What is asked
Extract the records below word for word and ignore the images.

Stored data
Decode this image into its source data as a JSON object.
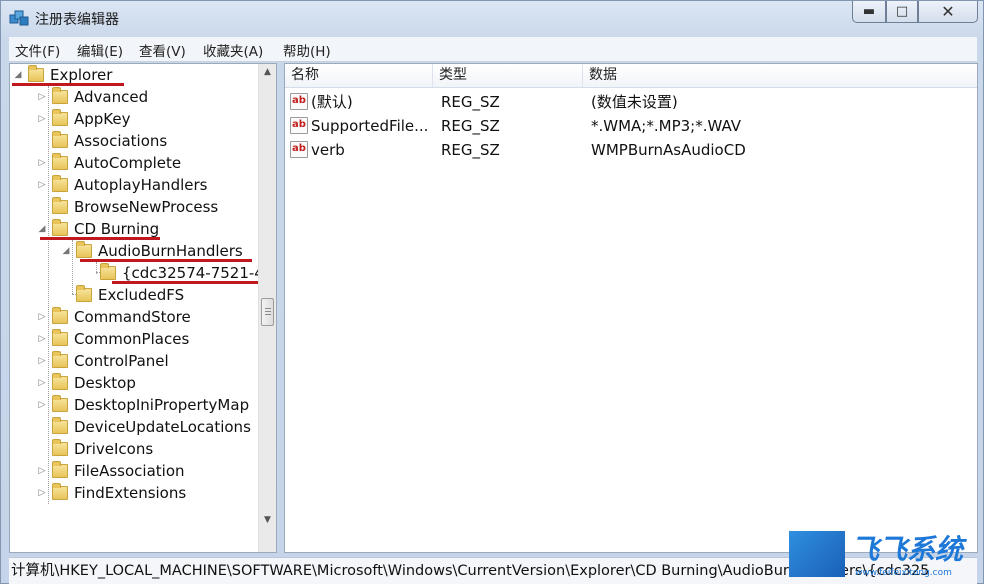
{
  "window": {
    "title": "注册表编辑器"
  },
  "menubar": {
    "items": [
      "文件(F)",
      "编辑(E)",
      "查看(V)",
      "收藏夹(A)",
      "帮助(H)"
    ]
  },
  "tree": {
    "items": [
      {
        "label": "Explorer",
        "level": 0,
        "expander": "open",
        "highlight": true
      },
      {
        "label": "Advanced",
        "level": 1,
        "expander": "closed"
      },
      {
        "label": "AppKey",
        "level": 1,
        "expander": "closed"
      },
      {
        "label": "Associations",
        "level": 1,
        "expander": "none"
      },
      {
        "label": "AutoComplete",
        "level": 1,
        "expander": "closed"
      },
      {
        "label": "AutoplayHandlers",
        "level": 1,
        "expander": "closed"
      },
      {
        "label": "BrowseNewProcess",
        "level": 1,
        "expander": "none"
      },
      {
        "label": "CD Burning",
        "level": 1,
        "expander": "open",
        "highlight": true
      },
      {
        "label": "AudioBurnHandlers",
        "level": 2,
        "expander": "open",
        "highlight": true
      },
      {
        "label": "{cdc32574-7521-4",
        "level": 3,
        "expander": "none",
        "highlight": true
      },
      {
        "label": "ExcludedFS",
        "level": 2,
        "expander": "none"
      },
      {
        "label": "CommandStore",
        "level": 1,
        "expander": "closed"
      },
      {
        "label": "CommonPlaces",
        "level": 1,
        "expander": "closed"
      },
      {
        "label": "ControlPanel",
        "level": 1,
        "expander": "closed"
      },
      {
        "label": "Desktop",
        "level": 1,
        "expander": "closed"
      },
      {
        "label": "DesktopIniPropertyMap",
        "level": 1,
        "expander": "closed"
      },
      {
        "label": "DeviceUpdateLocations",
        "level": 1,
        "expander": "none"
      },
      {
        "label": "DriveIcons",
        "level": 1,
        "expander": "none"
      },
      {
        "label": "FileAssociation",
        "level": 1,
        "expander": "closed"
      },
      {
        "label": "FindExtensions",
        "level": 1,
        "expander": "closed"
      }
    ]
  },
  "list": {
    "columns": [
      "名称",
      "类型",
      "数据"
    ],
    "rows": [
      {
        "name": "(默认)",
        "type": "REG_SZ",
        "data": "(数值未设置)"
      },
      {
        "name": "SupportedFile...",
        "type": "REG_SZ",
        "data": "*.WMA;*.MP3;*.WAV"
      },
      {
        "name": "verb",
        "type": "REG_SZ",
        "data": "WMPBurnAsAudioCD"
      }
    ],
    "value_icon": "ab"
  },
  "statusbar": {
    "path": "计算机\\HKEY_LOCAL_MACHINE\\SOFTWARE\\Microsoft\\Windows\\CurrentVersion\\Explorer\\CD Burning\\AudioBurnHandlers\\{cdc325"
  },
  "watermark": {
    "brand": "飞飞系统",
    "url": "www.feifeixitong.com"
  },
  "colors": {
    "highlight_underline": "#c0181f",
    "title_bg": "#cfdcec",
    "watermark": "#1e78d8"
  }
}
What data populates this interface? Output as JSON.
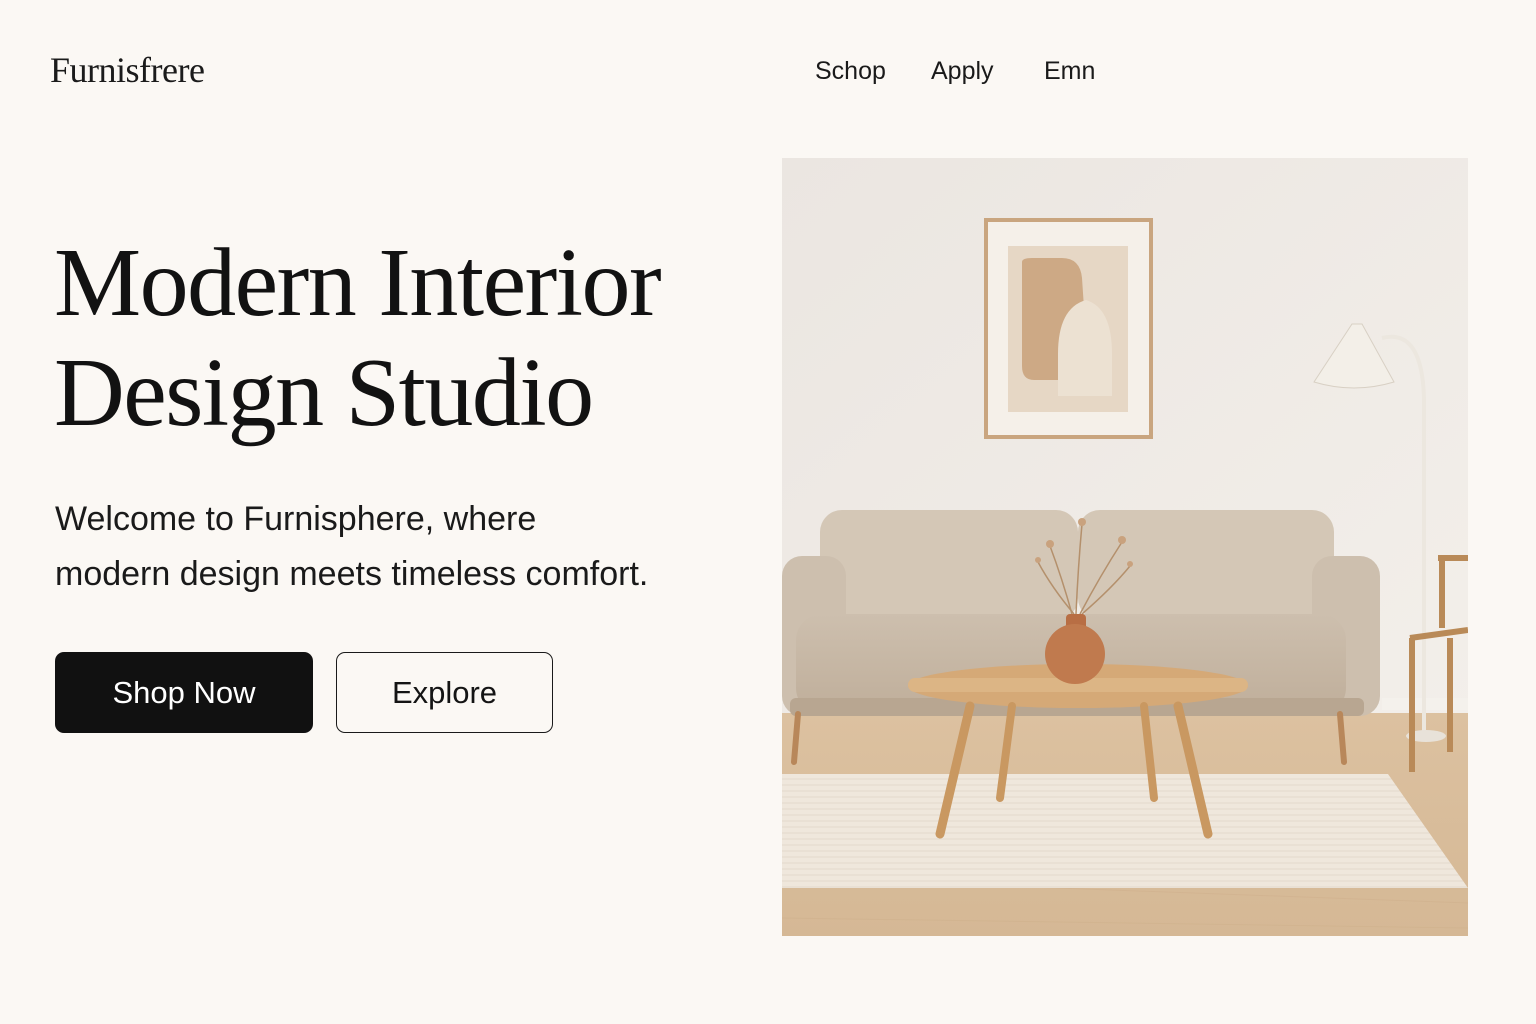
{
  "header": {
    "brand": "Furnisfrere",
    "nav": [
      "Schop",
      "Apply",
      "Emn"
    ]
  },
  "hero": {
    "title_lines": [
      "Modern Interior",
      "Design Studio"
    ],
    "subtitle_lines": [
      "Welcome to Furnisphere, where",
      "modern design meets timeless comfort."
    ],
    "primary_button": "Shop Now",
    "secondary_button": "Explore"
  },
  "colors": {
    "background": "#fbf8f4",
    "primary_button_bg": "#111111",
    "primary_button_text": "#ffffff",
    "text": "#121212"
  }
}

Full solution
Decode this image into its source data as a JSON object.
{
  "window": {
    "title": "注册表编辑器"
  },
  "menubar": {
    "items": [
      "文件(F)",
      "编辑(E)",
      "查看(V)",
      "收藏夹(A)",
      "帮助(H)"
    ]
  },
  "tree": {
    "items": [
      {
        "label": "Explorer",
        "level": 0,
        "expander": "open",
        "highlight": true
      },
      {
        "label": "Advanced",
        "level": 1,
        "expander": "closed"
      },
      {
        "label": "AppKey",
        "level": 1,
        "expander": "closed"
      },
      {
        "label": "Associations",
        "level": 1,
        "expander": "none"
      },
      {
        "label": "AutoComplete",
        "level": 1,
        "expander": "closed"
      },
      {
        "label": "AutoplayHandlers",
        "level": 1,
        "expander": "closed"
      },
      {
        "label": "BrowseNewProcess",
        "level": 1,
        "expander": "none"
      },
      {
        "label": "CD Burning",
        "level": 1,
        "expander": "open",
        "highlight": true
      },
      {
        "label": "AudioBurnHandlers",
        "level": 2,
        "expander": "open",
        "highlight": true
      },
      {
        "label": "{cdc32574-7521-4",
        "level": 3,
        "expander": "none",
        "highlight": true
      },
      {
        "label": "ExcludedFS",
        "level": 2,
        "expander": "none"
      },
      {
        "label": "CommandStore",
        "level": 1,
        "expander": "closed"
      },
      {
        "label": "CommonPlaces",
        "level": 1,
        "expander": "closed"
      },
      {
        "label": "ControlPanel",
        "level": 1,
        "expander": "closed"
      },
      {
        "label": "Desktop",
        "level": 1,
        "expander": "closed"
      },
      {
        "label": "DesktopIniPropertyMap",
        "level": 1,
        "expander": "closed"
      },
      {
        "label": "DeviceUpdateLocations",
        "level": 1,
        "expander": "none"
      },
      {
        "label": "DriveIcons",
        "level": 1,
        "expander": "none"
      },
      {
        "label": "FileAssociation",
        "level": 1,
        "expander": "closed"
      },
      {
        "label": "FindExtensions",
        "level": 1,
        "expander": "closed"
      }
    ]
  },
  "list": {
    "columns": [
      "名称",
      "类型",
      "数据"
    ],
    "rows": [
      {
        "name": "(默认)",
        "type": "REG_SZ",
        "data": "(数值未设置)"
      },
      {
        "name": "SupportedFile...",
        "type": "REG_SZ",
        "data": "*.WMA;*.MP3;*.WAV"
      },
      {
        "name": "verb",
        "type": "REG_SZ",
        "data": "WMPBurnAsAudioCD"
      }
    ],
    "value_icon": "ab"
  },
  "statusbar": {
    "path": "计算机\\HKEY_LOCAL_MACHINE\\SOFTWARE\\Microsoft\\Windows\\CurrentVersion\\Explorer\\CD Burning\\AudioBurnHandlers\\{cdc325"
  },
  "watermark": {
    "brand": "飞飞系统",
    "url": "www.feifeixitong.com"
  },
  "colors": {
    "highlight_underline": "#c0181f",
    "title_bg": "#cfdcec",
    "watermark": "#1e78d8"
  }
}
What data populates this interface? Output as JSON.
{
  "header": {
    "brand": "Furnisfrere",
    "nav": [
      "Schop",
      "Apply",
      "Emn"
    ]
  },
  "hero": {
    "title_lines": [
      "Modern Interior",
      "Design Studio"
    ],
    "subtitle_lines": [
      "Welcome to Furnisphere, where",
      "modern design meets timeless comfort."
    ],
    "primary_button": "Shop Now",
    "secondary_button": "Explore"
  },
  "colors": {
    "background": "#fbf8f4",
    "primary_button_bg": "#111111",
    "primary_button_text": "#ffffff",
    "text": "#121212"
  }
}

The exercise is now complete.